(The request): Find the word "Temperature" in the records below. List each line containing it.

(Provided records):
* start *

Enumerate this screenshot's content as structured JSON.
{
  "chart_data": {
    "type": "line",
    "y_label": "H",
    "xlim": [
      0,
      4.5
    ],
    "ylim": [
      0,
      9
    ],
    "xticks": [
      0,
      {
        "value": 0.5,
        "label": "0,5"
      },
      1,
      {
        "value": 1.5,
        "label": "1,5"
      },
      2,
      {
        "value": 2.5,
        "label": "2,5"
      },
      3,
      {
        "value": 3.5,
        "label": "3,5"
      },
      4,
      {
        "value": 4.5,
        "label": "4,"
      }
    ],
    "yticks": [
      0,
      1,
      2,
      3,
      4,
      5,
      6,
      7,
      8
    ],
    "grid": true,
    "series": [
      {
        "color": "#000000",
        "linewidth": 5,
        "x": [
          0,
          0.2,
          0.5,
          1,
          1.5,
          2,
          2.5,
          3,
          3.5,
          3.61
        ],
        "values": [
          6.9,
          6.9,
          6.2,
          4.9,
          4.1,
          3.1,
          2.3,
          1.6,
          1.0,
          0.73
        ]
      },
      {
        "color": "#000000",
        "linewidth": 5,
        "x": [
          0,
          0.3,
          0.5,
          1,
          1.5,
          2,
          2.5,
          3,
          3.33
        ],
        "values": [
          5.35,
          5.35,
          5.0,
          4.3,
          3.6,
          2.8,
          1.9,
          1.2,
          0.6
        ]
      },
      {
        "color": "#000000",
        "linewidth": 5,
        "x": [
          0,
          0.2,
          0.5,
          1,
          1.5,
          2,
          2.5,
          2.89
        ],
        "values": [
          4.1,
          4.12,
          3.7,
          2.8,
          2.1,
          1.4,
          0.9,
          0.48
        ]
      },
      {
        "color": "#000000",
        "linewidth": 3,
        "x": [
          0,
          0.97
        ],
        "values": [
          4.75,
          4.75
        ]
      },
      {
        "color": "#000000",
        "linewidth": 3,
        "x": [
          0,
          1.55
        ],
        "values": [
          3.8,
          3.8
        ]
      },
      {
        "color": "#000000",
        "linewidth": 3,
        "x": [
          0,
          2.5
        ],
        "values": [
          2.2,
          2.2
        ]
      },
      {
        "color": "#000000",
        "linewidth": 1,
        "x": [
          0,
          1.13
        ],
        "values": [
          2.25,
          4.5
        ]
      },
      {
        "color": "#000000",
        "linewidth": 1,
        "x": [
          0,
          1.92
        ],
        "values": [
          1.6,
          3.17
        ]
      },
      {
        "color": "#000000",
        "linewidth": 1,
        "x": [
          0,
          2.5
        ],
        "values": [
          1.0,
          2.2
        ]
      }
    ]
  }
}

* end *
* start *

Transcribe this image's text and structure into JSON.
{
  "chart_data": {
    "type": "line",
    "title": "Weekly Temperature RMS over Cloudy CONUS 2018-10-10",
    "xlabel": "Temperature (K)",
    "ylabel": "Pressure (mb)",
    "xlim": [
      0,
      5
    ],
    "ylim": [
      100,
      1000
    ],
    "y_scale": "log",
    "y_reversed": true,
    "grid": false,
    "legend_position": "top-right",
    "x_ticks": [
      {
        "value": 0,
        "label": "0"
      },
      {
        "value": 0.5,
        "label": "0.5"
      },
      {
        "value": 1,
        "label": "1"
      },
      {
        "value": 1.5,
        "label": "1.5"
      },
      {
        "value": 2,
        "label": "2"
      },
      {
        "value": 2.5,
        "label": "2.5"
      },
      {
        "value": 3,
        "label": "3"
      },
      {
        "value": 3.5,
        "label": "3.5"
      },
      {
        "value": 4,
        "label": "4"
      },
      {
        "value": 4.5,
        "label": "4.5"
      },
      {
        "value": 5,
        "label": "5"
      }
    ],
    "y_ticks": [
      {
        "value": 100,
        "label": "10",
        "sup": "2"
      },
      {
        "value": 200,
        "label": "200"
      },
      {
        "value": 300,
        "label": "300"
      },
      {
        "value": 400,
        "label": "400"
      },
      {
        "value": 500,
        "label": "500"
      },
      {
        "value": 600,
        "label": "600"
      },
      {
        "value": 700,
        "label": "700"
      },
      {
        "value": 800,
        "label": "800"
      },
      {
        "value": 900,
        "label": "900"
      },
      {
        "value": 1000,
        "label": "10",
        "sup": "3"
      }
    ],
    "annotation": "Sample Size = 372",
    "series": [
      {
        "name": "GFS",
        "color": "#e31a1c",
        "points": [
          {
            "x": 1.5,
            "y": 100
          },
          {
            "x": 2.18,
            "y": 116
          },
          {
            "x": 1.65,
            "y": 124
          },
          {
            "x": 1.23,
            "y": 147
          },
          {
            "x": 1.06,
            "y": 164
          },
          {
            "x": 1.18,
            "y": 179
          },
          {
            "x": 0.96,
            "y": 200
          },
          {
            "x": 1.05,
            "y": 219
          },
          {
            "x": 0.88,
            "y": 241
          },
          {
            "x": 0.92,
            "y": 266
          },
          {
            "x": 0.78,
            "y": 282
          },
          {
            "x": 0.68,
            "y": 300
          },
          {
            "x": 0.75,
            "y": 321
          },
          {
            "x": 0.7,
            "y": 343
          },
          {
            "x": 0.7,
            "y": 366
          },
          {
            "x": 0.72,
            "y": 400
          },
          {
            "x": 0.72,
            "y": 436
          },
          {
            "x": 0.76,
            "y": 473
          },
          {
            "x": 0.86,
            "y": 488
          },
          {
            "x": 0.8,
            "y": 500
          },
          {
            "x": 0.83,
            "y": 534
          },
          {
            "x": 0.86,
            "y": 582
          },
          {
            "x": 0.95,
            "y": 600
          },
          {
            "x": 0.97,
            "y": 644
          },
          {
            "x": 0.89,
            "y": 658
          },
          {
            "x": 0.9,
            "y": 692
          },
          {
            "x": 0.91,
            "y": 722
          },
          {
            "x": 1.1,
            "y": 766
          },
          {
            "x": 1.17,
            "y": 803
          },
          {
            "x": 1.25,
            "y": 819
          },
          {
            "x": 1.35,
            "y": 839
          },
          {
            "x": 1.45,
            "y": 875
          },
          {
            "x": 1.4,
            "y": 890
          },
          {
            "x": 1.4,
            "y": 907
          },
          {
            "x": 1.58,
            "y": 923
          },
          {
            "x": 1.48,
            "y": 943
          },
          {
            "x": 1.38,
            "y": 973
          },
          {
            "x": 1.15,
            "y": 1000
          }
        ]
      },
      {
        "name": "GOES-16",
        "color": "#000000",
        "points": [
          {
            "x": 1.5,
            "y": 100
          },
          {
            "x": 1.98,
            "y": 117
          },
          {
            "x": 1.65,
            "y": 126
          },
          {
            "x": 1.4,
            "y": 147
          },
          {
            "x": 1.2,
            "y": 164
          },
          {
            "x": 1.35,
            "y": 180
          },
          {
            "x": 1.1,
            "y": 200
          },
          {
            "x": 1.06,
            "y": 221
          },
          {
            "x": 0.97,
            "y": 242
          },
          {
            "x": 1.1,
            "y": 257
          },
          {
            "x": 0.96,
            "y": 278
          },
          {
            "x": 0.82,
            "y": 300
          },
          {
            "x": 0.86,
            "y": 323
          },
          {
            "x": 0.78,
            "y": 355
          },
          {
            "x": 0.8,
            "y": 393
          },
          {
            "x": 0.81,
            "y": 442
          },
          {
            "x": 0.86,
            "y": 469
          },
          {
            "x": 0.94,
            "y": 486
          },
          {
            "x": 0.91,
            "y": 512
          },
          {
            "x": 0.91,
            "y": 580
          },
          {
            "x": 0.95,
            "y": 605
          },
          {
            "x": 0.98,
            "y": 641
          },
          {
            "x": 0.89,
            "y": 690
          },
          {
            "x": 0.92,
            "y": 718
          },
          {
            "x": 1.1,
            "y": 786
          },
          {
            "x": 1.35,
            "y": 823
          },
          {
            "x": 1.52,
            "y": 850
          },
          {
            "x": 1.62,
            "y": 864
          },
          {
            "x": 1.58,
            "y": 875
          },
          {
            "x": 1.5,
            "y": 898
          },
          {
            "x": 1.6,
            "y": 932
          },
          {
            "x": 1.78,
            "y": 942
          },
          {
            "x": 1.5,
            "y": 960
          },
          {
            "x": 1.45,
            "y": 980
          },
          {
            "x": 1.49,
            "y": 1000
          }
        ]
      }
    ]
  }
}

* end *

(Correct result):
    "title": "Weekly Temperature RMS over Cloudy CONUS 2018-10-10",
    "xlabel": "Temperature (K)",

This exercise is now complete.